# YOUR INSTRUCTIONS
Gather each line of the entries below that includes "Cambridge".

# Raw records
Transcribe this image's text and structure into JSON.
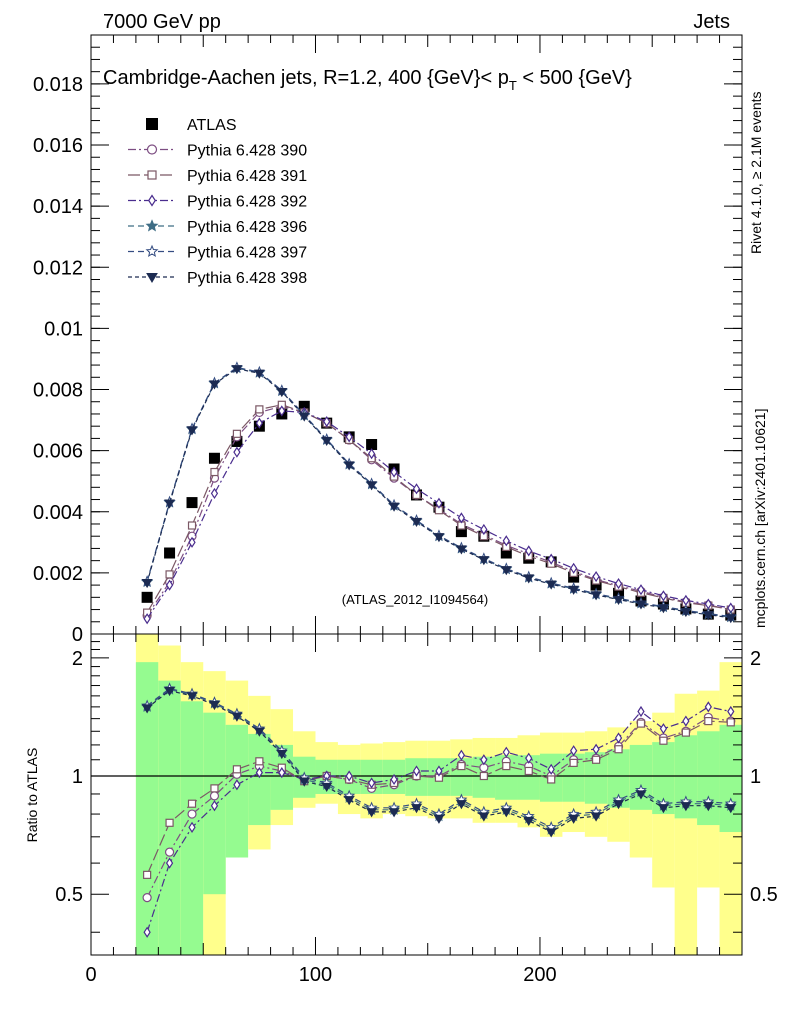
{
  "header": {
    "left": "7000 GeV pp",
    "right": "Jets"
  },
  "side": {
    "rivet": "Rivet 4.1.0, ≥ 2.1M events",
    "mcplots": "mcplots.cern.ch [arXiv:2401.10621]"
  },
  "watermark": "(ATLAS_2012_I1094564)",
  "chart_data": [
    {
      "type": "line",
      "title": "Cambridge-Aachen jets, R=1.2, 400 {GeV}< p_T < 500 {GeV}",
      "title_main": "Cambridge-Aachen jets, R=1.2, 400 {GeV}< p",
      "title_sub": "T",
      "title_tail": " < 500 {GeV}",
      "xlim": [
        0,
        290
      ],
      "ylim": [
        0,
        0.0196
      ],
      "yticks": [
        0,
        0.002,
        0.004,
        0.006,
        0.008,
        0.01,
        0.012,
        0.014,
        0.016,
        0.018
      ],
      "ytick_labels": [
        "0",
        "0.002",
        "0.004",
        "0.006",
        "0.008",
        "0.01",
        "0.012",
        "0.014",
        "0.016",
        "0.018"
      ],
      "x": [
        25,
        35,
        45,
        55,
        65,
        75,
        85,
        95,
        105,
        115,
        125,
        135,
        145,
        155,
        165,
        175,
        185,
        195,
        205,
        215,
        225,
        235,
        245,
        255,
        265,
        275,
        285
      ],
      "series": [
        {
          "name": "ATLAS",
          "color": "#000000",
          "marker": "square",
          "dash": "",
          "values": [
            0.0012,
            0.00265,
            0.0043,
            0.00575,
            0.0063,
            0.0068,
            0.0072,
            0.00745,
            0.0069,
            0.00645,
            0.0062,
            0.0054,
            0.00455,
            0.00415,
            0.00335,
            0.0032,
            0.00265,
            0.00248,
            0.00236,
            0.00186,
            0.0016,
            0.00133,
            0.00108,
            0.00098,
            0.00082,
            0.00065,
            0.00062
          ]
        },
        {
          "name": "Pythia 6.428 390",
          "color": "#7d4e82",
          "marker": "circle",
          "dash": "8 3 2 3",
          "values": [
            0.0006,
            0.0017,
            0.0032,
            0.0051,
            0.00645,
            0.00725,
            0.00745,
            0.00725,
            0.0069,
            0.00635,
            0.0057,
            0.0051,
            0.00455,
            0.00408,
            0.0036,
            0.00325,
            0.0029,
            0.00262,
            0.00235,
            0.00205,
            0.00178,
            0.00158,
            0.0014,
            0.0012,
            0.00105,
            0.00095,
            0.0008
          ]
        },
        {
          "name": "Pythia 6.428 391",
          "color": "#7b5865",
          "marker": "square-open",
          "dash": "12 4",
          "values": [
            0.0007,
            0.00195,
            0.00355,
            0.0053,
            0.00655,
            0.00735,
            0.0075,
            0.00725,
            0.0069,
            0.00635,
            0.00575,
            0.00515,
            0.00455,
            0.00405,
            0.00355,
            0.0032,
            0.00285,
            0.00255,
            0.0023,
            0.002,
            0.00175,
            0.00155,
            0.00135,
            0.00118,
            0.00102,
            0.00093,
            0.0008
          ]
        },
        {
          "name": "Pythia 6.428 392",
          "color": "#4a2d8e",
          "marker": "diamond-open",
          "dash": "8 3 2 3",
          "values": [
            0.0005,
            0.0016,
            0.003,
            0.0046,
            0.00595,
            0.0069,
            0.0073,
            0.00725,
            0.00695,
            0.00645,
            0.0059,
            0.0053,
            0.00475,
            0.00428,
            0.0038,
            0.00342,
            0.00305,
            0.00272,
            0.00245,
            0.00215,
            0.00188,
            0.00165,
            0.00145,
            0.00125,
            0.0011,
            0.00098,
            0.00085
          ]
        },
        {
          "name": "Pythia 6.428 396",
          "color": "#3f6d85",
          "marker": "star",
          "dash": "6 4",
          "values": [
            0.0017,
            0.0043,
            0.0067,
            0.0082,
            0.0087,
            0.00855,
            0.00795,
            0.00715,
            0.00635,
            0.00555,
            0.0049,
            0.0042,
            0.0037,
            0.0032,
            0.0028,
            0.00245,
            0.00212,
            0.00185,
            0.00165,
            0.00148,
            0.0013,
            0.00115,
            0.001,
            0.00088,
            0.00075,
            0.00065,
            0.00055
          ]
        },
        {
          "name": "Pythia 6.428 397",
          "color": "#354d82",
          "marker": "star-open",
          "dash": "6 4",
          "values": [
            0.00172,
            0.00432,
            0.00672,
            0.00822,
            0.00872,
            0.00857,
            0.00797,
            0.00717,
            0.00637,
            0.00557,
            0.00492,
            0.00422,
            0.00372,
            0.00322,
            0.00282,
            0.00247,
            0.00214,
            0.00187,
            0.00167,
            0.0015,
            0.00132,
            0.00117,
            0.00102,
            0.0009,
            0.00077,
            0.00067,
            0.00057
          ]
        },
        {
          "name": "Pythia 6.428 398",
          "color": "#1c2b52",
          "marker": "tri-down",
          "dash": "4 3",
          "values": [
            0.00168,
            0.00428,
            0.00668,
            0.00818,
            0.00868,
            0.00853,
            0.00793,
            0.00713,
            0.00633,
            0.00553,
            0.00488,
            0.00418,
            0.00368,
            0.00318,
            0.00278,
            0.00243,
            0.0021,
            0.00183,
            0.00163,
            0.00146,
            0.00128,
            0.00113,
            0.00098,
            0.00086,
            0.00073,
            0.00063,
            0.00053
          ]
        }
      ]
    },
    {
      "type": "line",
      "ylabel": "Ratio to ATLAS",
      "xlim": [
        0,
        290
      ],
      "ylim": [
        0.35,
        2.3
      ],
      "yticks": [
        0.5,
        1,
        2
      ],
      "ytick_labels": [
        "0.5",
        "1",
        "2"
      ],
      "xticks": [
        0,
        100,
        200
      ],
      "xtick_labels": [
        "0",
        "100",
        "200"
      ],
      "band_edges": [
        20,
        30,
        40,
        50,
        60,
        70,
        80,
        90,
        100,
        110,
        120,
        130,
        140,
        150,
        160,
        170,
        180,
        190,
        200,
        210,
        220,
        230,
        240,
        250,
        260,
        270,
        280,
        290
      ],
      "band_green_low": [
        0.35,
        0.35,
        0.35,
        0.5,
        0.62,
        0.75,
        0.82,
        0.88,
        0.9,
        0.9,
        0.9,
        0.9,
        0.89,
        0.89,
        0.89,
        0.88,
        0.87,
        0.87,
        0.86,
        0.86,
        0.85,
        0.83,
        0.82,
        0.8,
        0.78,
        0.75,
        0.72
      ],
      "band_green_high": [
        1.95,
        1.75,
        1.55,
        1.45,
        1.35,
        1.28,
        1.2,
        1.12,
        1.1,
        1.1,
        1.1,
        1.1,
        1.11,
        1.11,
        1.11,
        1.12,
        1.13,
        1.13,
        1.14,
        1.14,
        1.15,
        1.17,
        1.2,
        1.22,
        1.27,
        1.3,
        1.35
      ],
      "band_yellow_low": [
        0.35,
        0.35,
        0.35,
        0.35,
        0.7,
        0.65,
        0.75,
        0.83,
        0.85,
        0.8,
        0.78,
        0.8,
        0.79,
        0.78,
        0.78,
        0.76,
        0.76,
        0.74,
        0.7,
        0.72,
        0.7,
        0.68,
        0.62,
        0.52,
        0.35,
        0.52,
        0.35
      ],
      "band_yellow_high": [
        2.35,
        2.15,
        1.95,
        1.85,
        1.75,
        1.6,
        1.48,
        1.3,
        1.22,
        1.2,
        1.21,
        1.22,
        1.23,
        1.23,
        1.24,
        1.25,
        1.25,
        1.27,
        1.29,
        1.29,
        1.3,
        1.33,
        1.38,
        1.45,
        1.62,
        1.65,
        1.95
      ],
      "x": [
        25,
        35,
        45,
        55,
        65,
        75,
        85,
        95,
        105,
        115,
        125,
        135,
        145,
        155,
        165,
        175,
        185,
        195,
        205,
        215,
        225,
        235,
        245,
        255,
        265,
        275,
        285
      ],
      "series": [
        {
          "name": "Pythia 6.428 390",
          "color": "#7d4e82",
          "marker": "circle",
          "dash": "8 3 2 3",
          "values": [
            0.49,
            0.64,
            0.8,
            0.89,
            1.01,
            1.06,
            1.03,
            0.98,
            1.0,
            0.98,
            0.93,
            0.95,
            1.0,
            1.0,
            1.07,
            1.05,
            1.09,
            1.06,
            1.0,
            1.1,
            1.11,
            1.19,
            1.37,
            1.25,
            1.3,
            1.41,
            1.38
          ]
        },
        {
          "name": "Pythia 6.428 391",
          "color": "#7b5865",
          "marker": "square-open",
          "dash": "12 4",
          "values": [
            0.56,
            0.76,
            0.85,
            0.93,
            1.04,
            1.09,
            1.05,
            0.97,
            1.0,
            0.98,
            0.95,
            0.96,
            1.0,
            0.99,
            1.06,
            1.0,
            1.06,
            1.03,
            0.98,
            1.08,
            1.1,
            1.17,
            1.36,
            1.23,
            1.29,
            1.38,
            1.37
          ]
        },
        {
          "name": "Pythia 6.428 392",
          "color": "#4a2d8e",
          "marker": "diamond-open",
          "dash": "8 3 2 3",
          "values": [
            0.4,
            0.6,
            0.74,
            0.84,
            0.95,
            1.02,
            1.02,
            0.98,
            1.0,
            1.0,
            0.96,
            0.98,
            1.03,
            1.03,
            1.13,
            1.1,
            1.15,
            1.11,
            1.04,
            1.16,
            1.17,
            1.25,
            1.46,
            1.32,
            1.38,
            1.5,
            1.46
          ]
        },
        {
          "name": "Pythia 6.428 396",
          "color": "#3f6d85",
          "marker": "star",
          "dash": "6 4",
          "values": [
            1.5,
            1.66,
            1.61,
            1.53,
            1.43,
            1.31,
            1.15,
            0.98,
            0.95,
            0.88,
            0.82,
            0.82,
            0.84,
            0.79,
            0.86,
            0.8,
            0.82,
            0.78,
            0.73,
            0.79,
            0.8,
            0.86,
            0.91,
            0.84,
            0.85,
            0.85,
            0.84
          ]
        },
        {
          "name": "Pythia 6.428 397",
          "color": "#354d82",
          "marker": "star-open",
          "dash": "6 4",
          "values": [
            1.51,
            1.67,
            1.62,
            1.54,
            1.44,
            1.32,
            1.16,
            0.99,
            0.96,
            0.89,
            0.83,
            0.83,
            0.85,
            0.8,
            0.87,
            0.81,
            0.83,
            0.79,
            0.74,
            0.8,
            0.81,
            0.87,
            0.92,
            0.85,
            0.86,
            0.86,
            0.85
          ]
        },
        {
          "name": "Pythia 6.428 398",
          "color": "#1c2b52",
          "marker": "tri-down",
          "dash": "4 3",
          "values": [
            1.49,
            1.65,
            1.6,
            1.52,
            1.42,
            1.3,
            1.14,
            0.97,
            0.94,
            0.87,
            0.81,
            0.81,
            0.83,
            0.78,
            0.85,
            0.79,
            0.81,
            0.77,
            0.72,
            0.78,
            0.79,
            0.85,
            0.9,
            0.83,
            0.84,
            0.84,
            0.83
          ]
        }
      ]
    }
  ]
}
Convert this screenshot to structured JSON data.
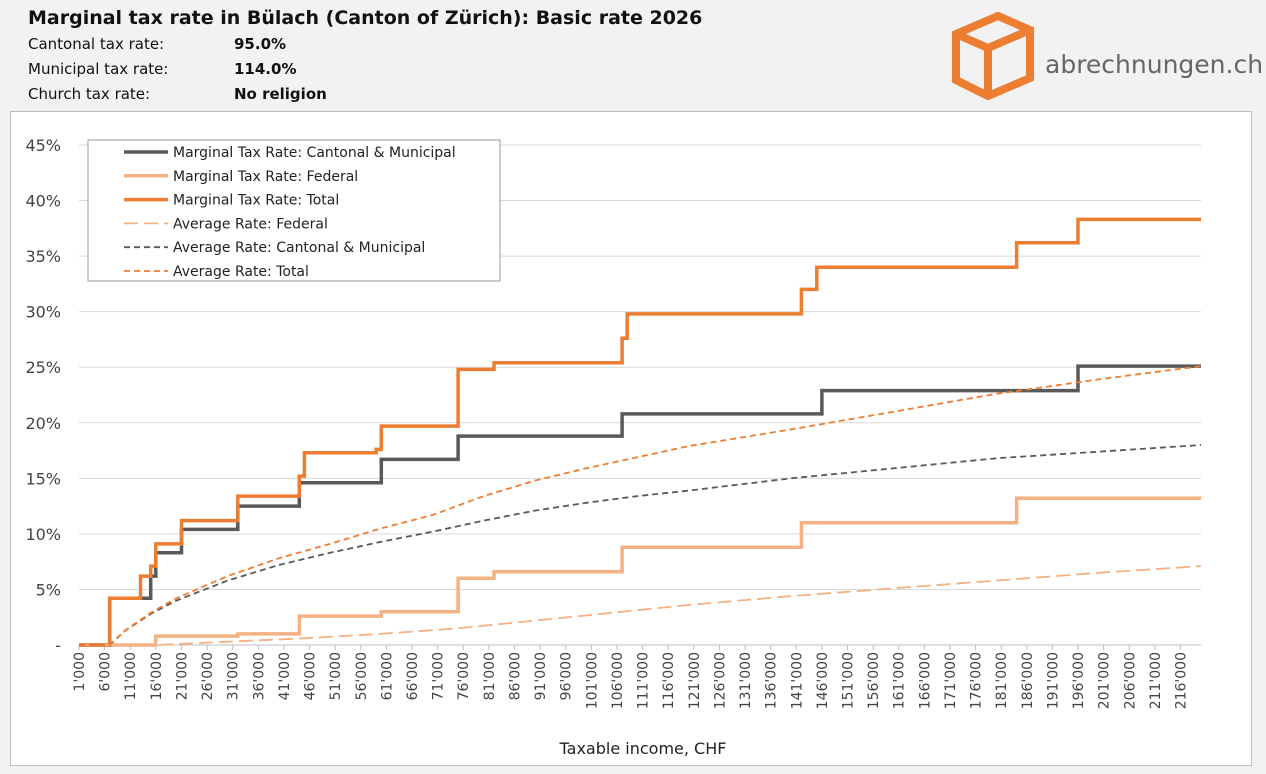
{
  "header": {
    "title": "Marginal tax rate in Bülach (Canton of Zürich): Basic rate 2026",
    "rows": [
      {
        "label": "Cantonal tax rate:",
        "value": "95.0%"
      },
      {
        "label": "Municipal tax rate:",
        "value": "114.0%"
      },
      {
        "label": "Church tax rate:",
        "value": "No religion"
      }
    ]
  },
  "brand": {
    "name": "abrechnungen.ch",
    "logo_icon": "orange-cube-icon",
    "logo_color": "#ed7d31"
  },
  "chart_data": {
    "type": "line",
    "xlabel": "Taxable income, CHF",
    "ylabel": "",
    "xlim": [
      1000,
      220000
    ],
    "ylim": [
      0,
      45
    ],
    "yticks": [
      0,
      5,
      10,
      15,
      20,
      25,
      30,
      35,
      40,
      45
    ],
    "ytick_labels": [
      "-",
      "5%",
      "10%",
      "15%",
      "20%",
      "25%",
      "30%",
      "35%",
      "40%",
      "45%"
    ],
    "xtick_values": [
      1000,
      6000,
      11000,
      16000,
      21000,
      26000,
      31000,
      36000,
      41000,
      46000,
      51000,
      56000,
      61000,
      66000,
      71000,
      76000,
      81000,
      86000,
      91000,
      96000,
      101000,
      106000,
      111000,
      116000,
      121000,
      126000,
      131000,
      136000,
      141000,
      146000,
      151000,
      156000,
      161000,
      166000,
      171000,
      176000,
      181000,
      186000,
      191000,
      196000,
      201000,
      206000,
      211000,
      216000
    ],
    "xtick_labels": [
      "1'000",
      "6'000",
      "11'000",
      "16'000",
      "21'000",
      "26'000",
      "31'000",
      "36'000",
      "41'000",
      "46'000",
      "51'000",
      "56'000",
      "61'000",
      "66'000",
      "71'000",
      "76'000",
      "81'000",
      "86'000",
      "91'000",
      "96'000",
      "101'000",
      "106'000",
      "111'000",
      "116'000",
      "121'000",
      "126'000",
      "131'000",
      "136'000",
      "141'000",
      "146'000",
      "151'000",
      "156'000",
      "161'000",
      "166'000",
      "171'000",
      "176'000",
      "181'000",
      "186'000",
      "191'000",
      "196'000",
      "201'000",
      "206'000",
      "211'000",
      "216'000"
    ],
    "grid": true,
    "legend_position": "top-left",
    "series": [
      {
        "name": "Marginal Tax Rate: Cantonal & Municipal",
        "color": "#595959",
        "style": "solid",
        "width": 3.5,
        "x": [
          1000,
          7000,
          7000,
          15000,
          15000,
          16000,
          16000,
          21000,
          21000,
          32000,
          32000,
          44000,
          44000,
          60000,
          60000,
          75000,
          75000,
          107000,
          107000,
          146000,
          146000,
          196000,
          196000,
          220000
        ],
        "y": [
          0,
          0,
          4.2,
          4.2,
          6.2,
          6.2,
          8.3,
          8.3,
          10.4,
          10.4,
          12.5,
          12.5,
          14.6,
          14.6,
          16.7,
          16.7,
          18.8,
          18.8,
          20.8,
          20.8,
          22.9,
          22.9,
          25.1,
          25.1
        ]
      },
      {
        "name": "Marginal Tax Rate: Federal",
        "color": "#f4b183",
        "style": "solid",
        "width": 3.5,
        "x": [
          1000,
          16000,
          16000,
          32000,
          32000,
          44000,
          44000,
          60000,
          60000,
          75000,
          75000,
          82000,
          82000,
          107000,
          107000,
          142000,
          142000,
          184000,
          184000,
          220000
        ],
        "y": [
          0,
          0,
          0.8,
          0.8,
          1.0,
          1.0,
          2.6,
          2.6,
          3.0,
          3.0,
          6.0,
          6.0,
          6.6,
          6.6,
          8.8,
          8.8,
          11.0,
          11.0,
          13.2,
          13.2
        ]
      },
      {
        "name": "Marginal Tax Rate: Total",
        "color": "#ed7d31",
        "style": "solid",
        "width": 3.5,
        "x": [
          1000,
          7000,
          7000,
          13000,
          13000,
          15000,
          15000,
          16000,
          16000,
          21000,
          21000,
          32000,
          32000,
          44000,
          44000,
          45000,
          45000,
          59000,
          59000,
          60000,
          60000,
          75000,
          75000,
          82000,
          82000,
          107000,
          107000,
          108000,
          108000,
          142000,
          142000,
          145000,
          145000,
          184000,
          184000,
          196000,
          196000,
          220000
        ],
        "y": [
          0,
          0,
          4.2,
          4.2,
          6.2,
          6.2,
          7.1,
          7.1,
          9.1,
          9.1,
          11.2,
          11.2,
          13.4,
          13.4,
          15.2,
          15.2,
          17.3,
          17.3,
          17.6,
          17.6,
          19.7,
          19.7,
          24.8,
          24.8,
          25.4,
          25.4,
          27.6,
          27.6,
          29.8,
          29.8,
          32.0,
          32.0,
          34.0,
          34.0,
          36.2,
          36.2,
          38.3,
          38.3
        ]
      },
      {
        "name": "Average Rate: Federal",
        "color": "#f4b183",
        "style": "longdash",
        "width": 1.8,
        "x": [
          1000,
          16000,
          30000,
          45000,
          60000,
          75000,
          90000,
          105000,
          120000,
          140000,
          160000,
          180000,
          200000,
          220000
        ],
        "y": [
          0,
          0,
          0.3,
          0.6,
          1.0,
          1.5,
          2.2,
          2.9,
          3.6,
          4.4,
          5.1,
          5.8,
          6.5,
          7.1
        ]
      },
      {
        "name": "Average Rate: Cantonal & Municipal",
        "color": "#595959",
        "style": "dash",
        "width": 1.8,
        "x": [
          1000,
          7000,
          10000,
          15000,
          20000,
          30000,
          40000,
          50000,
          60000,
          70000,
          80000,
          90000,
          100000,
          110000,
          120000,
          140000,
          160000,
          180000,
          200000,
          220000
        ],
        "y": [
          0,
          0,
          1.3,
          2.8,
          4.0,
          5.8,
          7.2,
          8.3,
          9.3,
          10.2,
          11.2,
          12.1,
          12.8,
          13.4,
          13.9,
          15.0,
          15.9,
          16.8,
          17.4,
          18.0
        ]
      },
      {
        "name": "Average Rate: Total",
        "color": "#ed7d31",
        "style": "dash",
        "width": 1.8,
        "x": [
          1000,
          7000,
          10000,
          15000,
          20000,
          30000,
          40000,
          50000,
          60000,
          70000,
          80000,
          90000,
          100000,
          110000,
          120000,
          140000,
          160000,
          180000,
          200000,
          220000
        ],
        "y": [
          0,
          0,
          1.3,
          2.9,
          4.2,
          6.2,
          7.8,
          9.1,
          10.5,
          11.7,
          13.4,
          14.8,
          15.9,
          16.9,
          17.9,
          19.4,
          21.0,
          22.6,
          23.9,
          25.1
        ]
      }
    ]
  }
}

# WRITTEN ANSWER
      "title": "Cambridge-Aachen jets, R=1.2, 400 {GeV}< p_T < 500 {GeV}",
      "title_main": "Cambridge-Aachen jets, R=1.2, 400 {GeV}< p",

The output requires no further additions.